# RAW DATA:
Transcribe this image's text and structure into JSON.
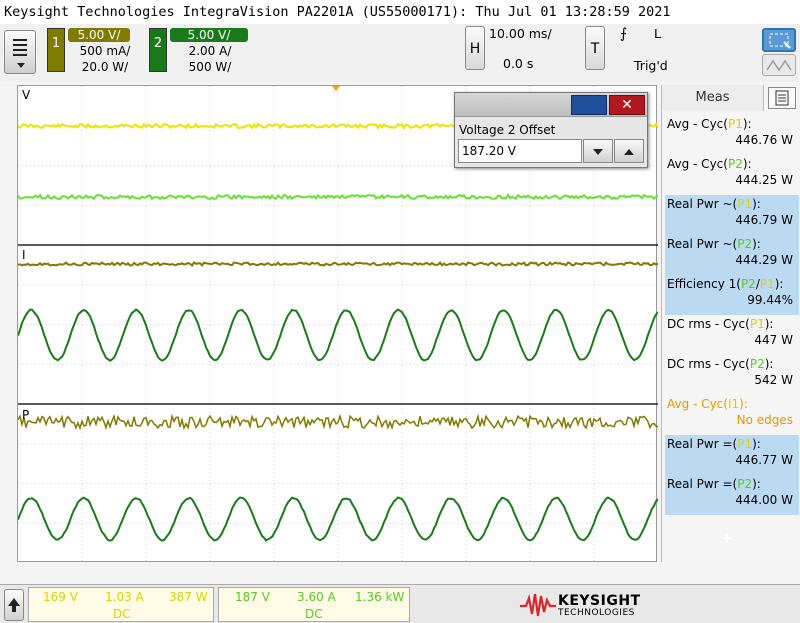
{
  "title_bar": "Keysight Technologies IntegraVision PA2201A (US55000171): Thu Jul 01 13:28:59 2021",
  "channel1": {
    "number": "1",
    "scale": "5.00 V/",
    "current": "500 mA/",
    "power": "20.0 W/",
    "color": "#7f7f00"
  },
  "channel2": {
    "number": "2",
    "scale": "5.00 V/",
    "current": "2.00 A/",
    "power": "500 W/",
    "color": "#1e7b1e"
  },
  "horizontal": {
    "label": "H",
    "timebase": "10.00 ms/",
    "delay": "0.0 s"
  },
  "trigger": {
    "label": "T",
    "level": "L",
    "status": "Trig'd"
  },
  "grid_labels": {
    "voltage": "V",
    "current": "I",
    "power": "P"
  },
  "dialog": {
    "title": "Voltage 2 Offset",
    "value": "187.20 V"
  },
  "meas_panel": {
    "tab": "Meas",
    "items": [
      {
        "name_prefix": "Avg - Cyc(",
        "source": "P1",
        "name_suffix": "):",
        "value": "446.76 W",
        "selected": false
      },
      {
        "name_prefix": "Avg - Cyc(",
        "source": "P2",
        "name_suffix": "):",
        "value": "444.25 W",
        "selected": false
      },
      {
        "name_prefix": "Real Pwr  ",
        "source": "P1",
        "name_suffix": "):",
        "value": "446.79 W",
        "selected": true,
        "glyph": "~("
      },
      {
        "name_prefix": "Real Pwr  ",
        "source": "P2",
        "name_suffix": "):",
        "value": "444.29 W",
        "selected": true,
        "glyph": "~("
      },
      {
        "name_prefix": "Efficiency 1(",
        "source": "P2/P1",
        "name_suffix": "):",
        "value": "99.44%",
        "selected": true
      },
      {
        "name_prefix": "DC rms - Cyc(",
        "source": "P1",
        "name_suffix": "):",
        "value": "447 W",
        "selected": false
      },
      {
        "name_prefix": "DC rms - Cyc(",
        "source": "P2",
        "name_suffix": "):",
        "value": "542 W",
        "selected": false
      },
      {
        "name_prefix": "Avg - Cyc(",
        "source": "I1",
        "name_suffix": "):",
        "value": "No edges",
        "selected": false,
        "warning": true
      },
      {
        "name_prefix": "Real Pwr  ",
        "source": "P1",
        "name_suffix": "):",
        "value": "446.77 W",
        "selected": true,
        "glyph": "=("
      },
      {
        "name_prefix": "Real Pwr  ",
        "source": "P2",
        "name_suffix": "):",
        "value": "444.00 W",
        "selected": true,
        "glyph": "=("
      }
    ],
    "add_label": "+"
  },
  "bottom": {
    "ch1": {
      "voltage": "169 V",
      "current": "1.03 A",
      "power": "387 W",
      "coupling": "DC"
    },
    "ch2": {
      "voltage": "187 V",
      "current": "3.60 A",
      "power": "1.36 kW",
      "coupling": "DC"
    },
    "brand": "KEYSIGHT",
    "brand_sub": "TECHNOLOGIES"
  },
  "colors": {
    "ch1": "#e6e600",
    "ch2": "#66e033",
    "ch1_dark": "#7f7a00",
    "ch2_dark": "#1a7a1a",
    "selected_row": "#bcd9f2",
    "warning": "#e09a00"
  }
}
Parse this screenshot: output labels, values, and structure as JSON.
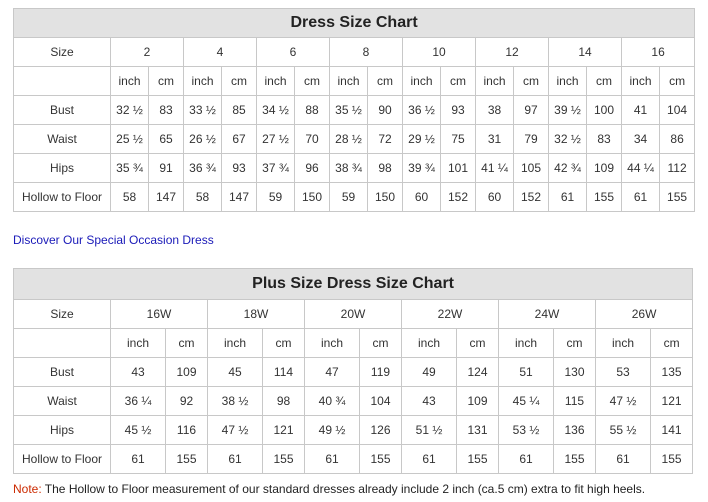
{
  "chart1": {
    "title": "Dress Size Chart",
    "size_label": "Size",
    "sizes": [
      "2",
      "4",
      "6",
      "8",
      "10",
      "12",
      "14",
      "16"
    ],
    "units": [
      "inch",
      "cm"
    ],
    "rows": [
      {
        "label": "Bust",
        "values": [
          "32 ½",
          "83",
          "33 ½",
          "85",
          "34 ½",
          "88",
          "35 ½",
          "90",
          "36 ½",
          "93",
          "38",
          "97",
          "39 ½",
          "100",
          "41",
          "104"
        ]
      },
      {
        "label": "Waist",
        "values": [
          "25 ½",
          "65",
          "26 ½",
          "67",
          "27 ½",
          "70",
          "28 ½",
          "72",
          "29 ½",
          "75",
          "31",
          "79",
          "32 ½",
          "83",
          "34",
          "86"
        ]
      },
      {
        "label": "Hips",
        "values": [
          "35 ¾",
          "91",
          "36 ¾",
          "93",
          "37 ¾",
          "96",
          "38 ¾",
          "98",
          "39 ¾",
          "101",
          "41 ¼",
          "105",
          "42 ¾",
          "109",
          "44 ¼",
          "112"
        ]
      },
      {
        "label": "Hollow to Floor",
        "values": [
          "58",
          "147",
          "58",
          "147",
          "59",
          "150",
          "59",
          "150",
          "60",
          "152",
          "60",
          "152",
          "61",
          "155",
          "61",
          "155"
        ]
      }
    ]
  },
  "discover_link": "Discover Our Special Occasion Dress",
  "chart2": {
    "title": "Plus Size Dress Size Chart",
    "size_label": "Size",
    "sizes": [
      "16W",
      "18W",
      "20W",
      "22W",
      "24W",
      "26W"
    ],
    "units": [
      "inch",
      "cm"
    ],
    "rows": [
      {
        "label": "Bust",
        "values": [
          "43",
          "109",
          "45",
          "114",
          "47",
          "119",
          "49",
          "124",
          "51",
          "130",
          "53",
          "135"
        ]
      },
      {
        "label": "Waist",
        "values": [
          "36 ¼",
          "92",
          "38 ½",
          "98",
          "40 ¾",
          "104",
          "43",
          "109",
          "45 ¼",
          "115",
          "47 ½",
          "121"
        ]
      },
      {
        "label": "Hips",
        "values": [
          "45 ½",
          "116",
          "47 ½",
          "121",
          "49 ½",
          "126",
          "51 ½",
          "131",
          "53 ½",
          "136",
          "55 ½",
          "141"
        ]
      },
      {
        "label": "Hollow to Floor",
        "values": [
          "61",
          "155",
          "61",
          "155",
          "61",
          "155",
          "61",
          "155",
          "61",
          "155",
          "61",
          "155"
        ]
      }
    ]
  },
  "note": {
    "label": "Note:",
    "text": " The Hollow to Floor measurement of our standard dresses already include 2 inch (ca.5 cm) extra to fit high heels."
  },
  "colors": {
    "title_bg": "#e2e2e2",
    "border": "#c8c8c8",
    "link": "#1a1ab8",
    "note_label": "#cc2a00"
  }
}
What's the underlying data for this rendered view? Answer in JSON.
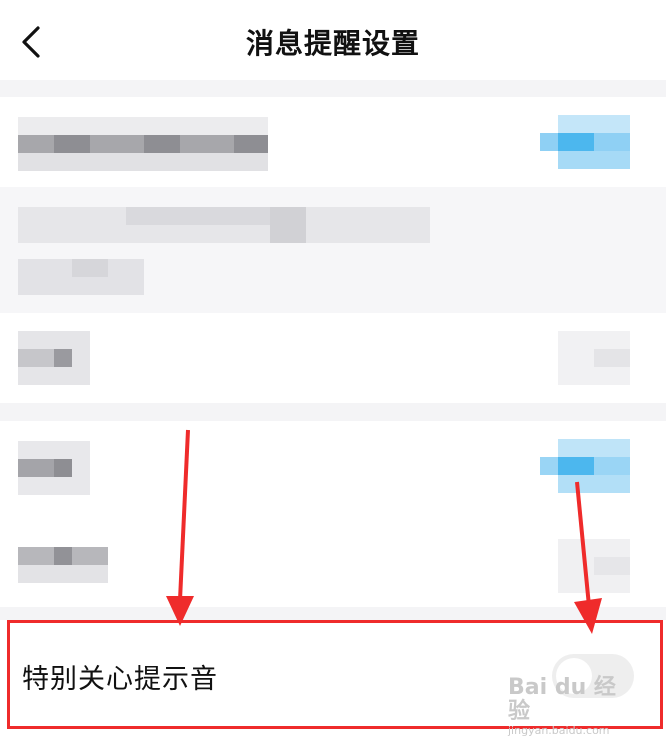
{
  "header": {
    "title": "消息提醒设置",
    "back_icon": "chevron-left-icon"
  },
  "special_care": {
    "label": "特别关心提示音",
    "toggle_on": false
  },
  "watermark": {
    "main": "Bai du 经验",
    "sub": "jingyan.baidu.com"
  },
  "colors": {
    "annotation_red": "#ef2b2b",
    "toggle_on_blue": "#4cb7ee",
    "section_gap": "#f4f4f6"
  }
}
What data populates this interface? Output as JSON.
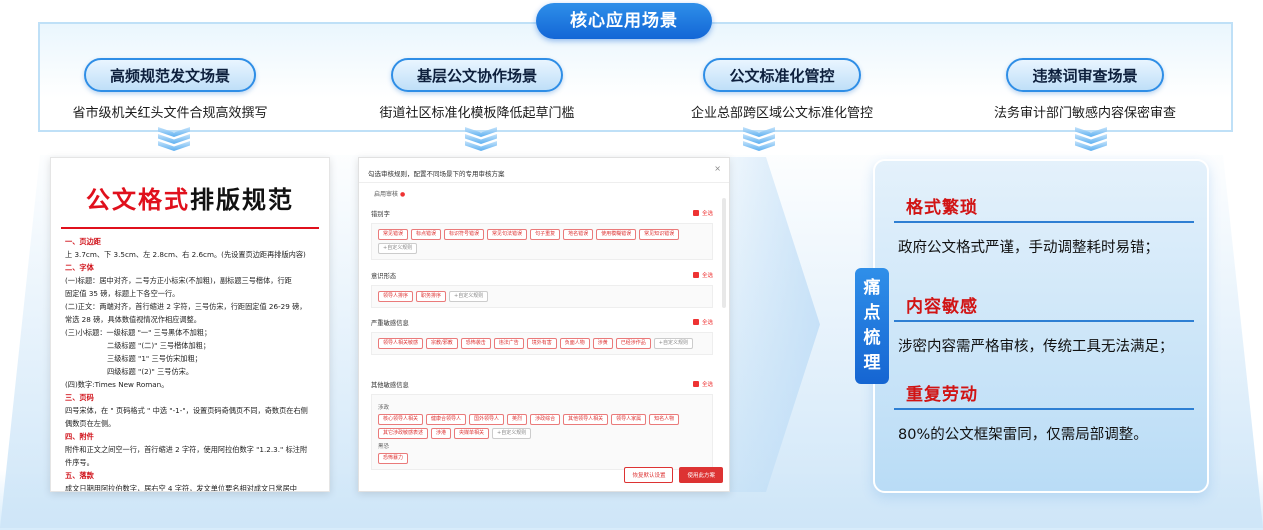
{
  "header": {
    "title": "核心应用场景"
  },
  "scenes": [
    {
      "title": "高频规范发文场景",
      "desc": "省市级机关红头文件合规高效撰写"
    },
    {
      "title": "基层公文协作场景",
      "desc": "街道社区标准化模板降低起草门槛"
    },
    {
      "title": "公文标准化管控",
      "desc": "企业总部跨区域公文标准化管控"
    },
    {
      "title": "违禁词审查场景",
      "desc": "法务审计部门敏感内容保密审查"
    }
  ],
  "doc": {
    "title_red": "公文格式",
    "title_black": "排版规范",
    "lines": [
      {
        "text": "一、页边距",
        "type": "hd"
      },
      {
        "text": "上 3.7cm、下 3.5cm、左 2.8cm、右 2.6cm。(先设置页边距再排版内容)",
        "type": "tx"
      },
      {
        "text": "二、字体",
        "type": "hd"
      },
      {
        "text": "(一)标题：居中对齐，二号方正小标宋(不加粗)，副标题三号楷体，行距",
        "type": "tx"
      },
      {
        "text": "固定值 35 磅，标题上下各空一行。",
        "type": "tx"
      },
      {
        "text": "(二)正文：两端对齐，首行缩进 2 字符，三号仿宋，行距固定值 26-29 磅，",
        "type": "tx"
      },
      {
        "text": "常选 28 磅，具体数值视情况作相应调整。",
        "type": "tx"
      },
      {
        "text": "(三)小标题：一级标题 \"一\" 三号黑体不加粗；",
        "type": "tx"
      },
      {
        "text": "二级标题 \"(二)\" 三号楷体加粗；",
        "type": "ind"
      },
      {
        "text": "三级标题 \"1\" 三号仿宋加粗；",
        "type": "ind"
      },
      {
        "text": "四级标题 \"(2)\" 三号仿宋。",
        "type": "ind"
      },
      {
        "text": "(四)数字:Times New Roman。",
        "type": "tx"
      },
      {
        "text": "三、页码",
        "type": "hd"
      },
      {
        "text": "四号宋体，在 \" 页码格式 \" 中选 \"-1-\"，设置页码奇偶页不同，奇数页在右侧",
        "type": "tx"
      },
      {
        "text": "偶数页在左侧。",
        "type": "tx"
      },
      {
        "text": "四、附件",
        "type": "hd"
      },
      {
        "text": "附件和正文之间空一行，首行缩进 2 字符，使用阿拉伯数字 \"1.2.3.\" 标注附",
        "type": "tx"
      },
      {
        "text": "件序号。",
        "type": "tx"
      },
      {
        "text": "五、落款",
        "type": "hd"
      },
      {
        "text": "成文日期用阿拉伯数字，居右空 4 字符，发文单位要名相对成文日常居中",
        "type": "tx"
      }
    ]
  },
  "panel": {
    "title": "勾选审核规则，配置不同场景下的专用审核方案",
    "close": "×",
    "sub_label": "启用审核",
    "select_all": "全选",
    "sections": [
      {
        "name": "错别字",
        "groups": [
          {
            "label": "",
            "tags": [
              "常见错误",
              "标点错误",
              "标识符号错误",
              "常见句法错误",
              "句子重复",
              "地名错误",
              "使用模糊错误",
              "常见知识错误"
            ]
          }
        ],
        "add": "+自定义规则"
      },
      {
        "name": "意识形态",
        "groups": [
          {
            "label": "",
            "tags": [
              "领导人排序",
              "职务排序"
            ]
          }
        ],
        "add": "+自定义规则"
      },
      {
        "name": "严重敏感信息",
        "groups": [
          {
            "label": "",
            "tags": [
              "领导人相关敏感",
              "宗教/邪教",
              "恐怖袭击",
              "违法广告",
              "境外有害",
              "负面人物",
              "涉黄",
              "已经涉作品"
            ]
          }
        ],
        "add": "+自定义规则"
      },
      {
        "name": "其他敏感信息",
        "groups": [
          {
            "label": "涉政",
            "tags": [
              "核心领导人相关",
              "健康合领导人",
              "国外领导人",
              "英烈",
              "涉政综合",
              "其他领导人相关",
              "领导人家属",
              "知名人物",
              "其它涉政敏感表述",
              "涉港",
              "央媒单相关"
            ]
          },
          {
            "label": "黑恐",
            "tags": [
              "恐怖暴力"
            ]
          }
        ],
        "add": "+自定义规则"
      }
    ],
    "btn_default": "恢复默认设置",
    "btn_apply": "使用此方案"
  },
  "pain": {
    "tag": "痛点梳理",
    "items": [
      {
        "title": "格式繁琐",
        "desc": "政府公文格式严谨，手动调整耗时易错；"
      },
      {
        "title": "内容敏感",
        "desc": "涉密内容需严格审核，传统工具无法满足；"
      },
      {
        "title": "重复劳动",
        "desc": "80%的公文框架雷同，仅需局部调整。"
      }
    ]
  },
  "colors": {
    "accent": "#1e7ae0",
    "red": "#d11414"
  }
}
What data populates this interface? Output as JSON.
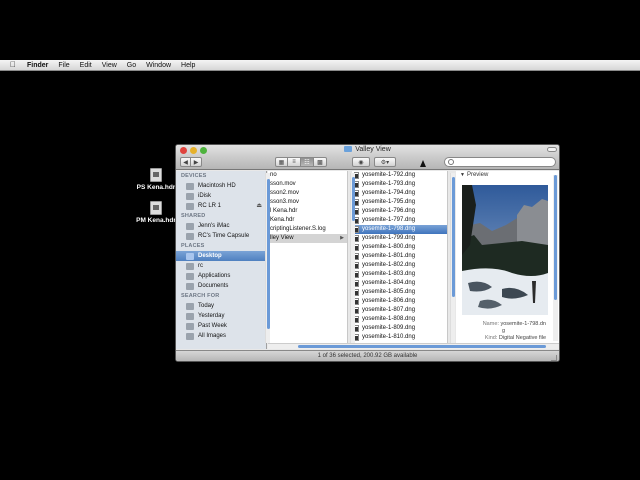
{
  "menubar": {
    "app": "Finder",
    "items": [
      "File",
      "Edit",
      "View",
      "Go",
      "Window",
      "Help"
    ]
  },
  "desktop_icons": [
    {
      "label": "PS Kena.hdr"
    },
    {
      "label": "PM Kena.hdr"
    }
  ],
  "window": {
    "title": "Valley View",
    "search_placeholder": "",
    "status": "1 of 36 selected, 200.92 GB available"
  },
  "sidebar": {
    "devices_header": "DEVICES",
    "devices": [
      {
        "label": "Macintosh HD",
        "icon": "hard-drive-icon"
      },
      {
        "label": "iDisk",
        "icon": "idisk-icon"
      },
      {
        "label": "RC LR 1",
        "icon": "external-drive-icon"
      }
    ],
    "shared_header": "SHARED",
    "shared": [
      {
        "label": "Jenn's iMac",
        "icon": "imac-icon"
      },
      {
        "label": "RC's Time Capsule",
        "icon": "time-capsule-icon"
      }
    ],
    "places_header": "PLACES",
    "places": [
      {
        "label": "Desktop",
        "icon": "desktop-icon",
        "selected": true
      },
      {
        "label": "rc",
        "icon": "home-icon"
      },
      {
        "label": "Applications",
        "icon": "applications-icon"
      },
      {
        "label": "Documents",
        "icon": "documents-icon"
      }
    ],
    "search_header": "SEARCH FOR",
    "search": [
      {
        "label": "Today",
        "icon": "clock-icon"
      },
      {
        "label": "Yesterday",
        "icon": "clock-icon"
      },
      {
        "label": "Past Week",
        "icon": "clock-icon"
      },
      {
        "label": "All Images",
        "icon": "images-icon"
      }
    ]
  },
  "column1": [
    {
      "label": "no"
    },
    {
      "label": "sson.mov"
    },
    {
      "label": "sson2.mov"
    },
    {
      "label": "sson3.mov"
    },
    {
      "label": "l Kena.hdr"
    },
    {
      "label": "Kena.hdr"
    },
    {
      "label": "criptingListener.S.log"
    },
    {
      "label": "lley View",
      "selected": true
    }
  ],
  "column2": [
    {
      "label": "yosemite-1-792.dng"
    },
    {
      "label": "yosemite-1-793.dng"
    },
    {
      "label": "yosemite-1-794.dng"
    },
    {
      "label": "yosemite-1-795.dng"
    },
    {
      "label": "yosemite-1-796.dng"
    },
    {
      "label": "yosemite-1-797.dng"
    },
    {
      "label": "yosemite-1-798.dng",
      "selected": true
    },
    {
      "label": "yosemite-1-799.dng"
    },
    {
      "label": "yosemite-1-800.dng"
    },
    {
      "label": "yosemite-1-801.dng"
    },
    {
      "label": "yosemite-1-802.dng"
    },
    {
      "label": "yosemite-1-803.dng"
    },
    {
      "label": "yosemite-1-804.dng"
    },
    {
      "label": "yosemite-1-805.dng"
    },
    {
      "label": "yosemite-1-806.dng"
    },
    {
      "label": "yosemite-1-807.dng"
    },
    {
      "label": "yosemite-1-808.dng"
    },
    {
      "label": "yosemite-1-809.dng"
    },
    {
      "label": "yosemite-1-810.dng"
    }
  ],
  "preview": {
    "header": "Preview",
    "name_key": "Name",
    "name_value": "yosemite-1-798.dn",
    "name_value_2": "g",
    "kind_key": "Kind",
    "kind_value": "Digital Negative file"
  },
  "colors": {
    "selection": "#4f80c0",
    "sidebar_bg": "#dde3ea",
    "desktop": "#000000"
  }
}
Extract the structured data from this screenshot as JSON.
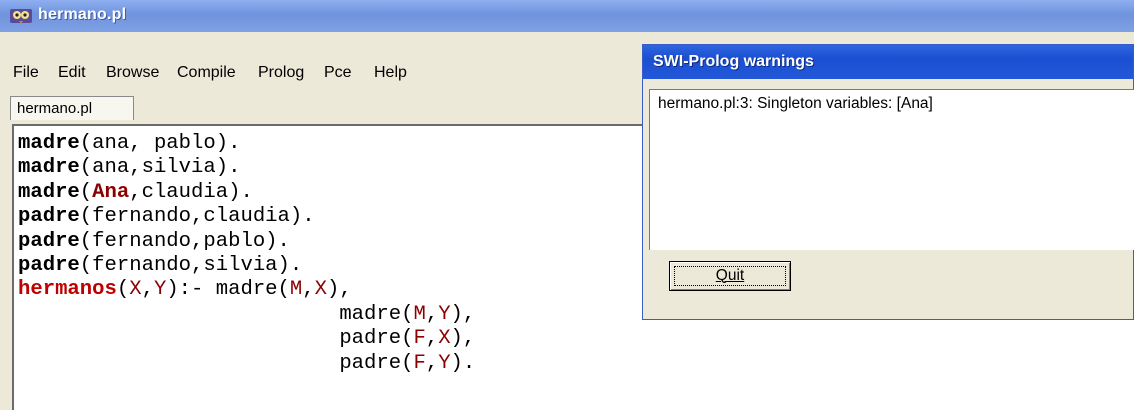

# EXERCISE INSTRUCTIONS:
Filter the listing for the word "Kena" and copy every line that holds it.

# WRITTEN SOLUTION:
      "label": "PS Kena.hdr"
      "label": "PM Kena.hdr"
      "label": "l Kena.hdr"
      "label": "Kena.hdr"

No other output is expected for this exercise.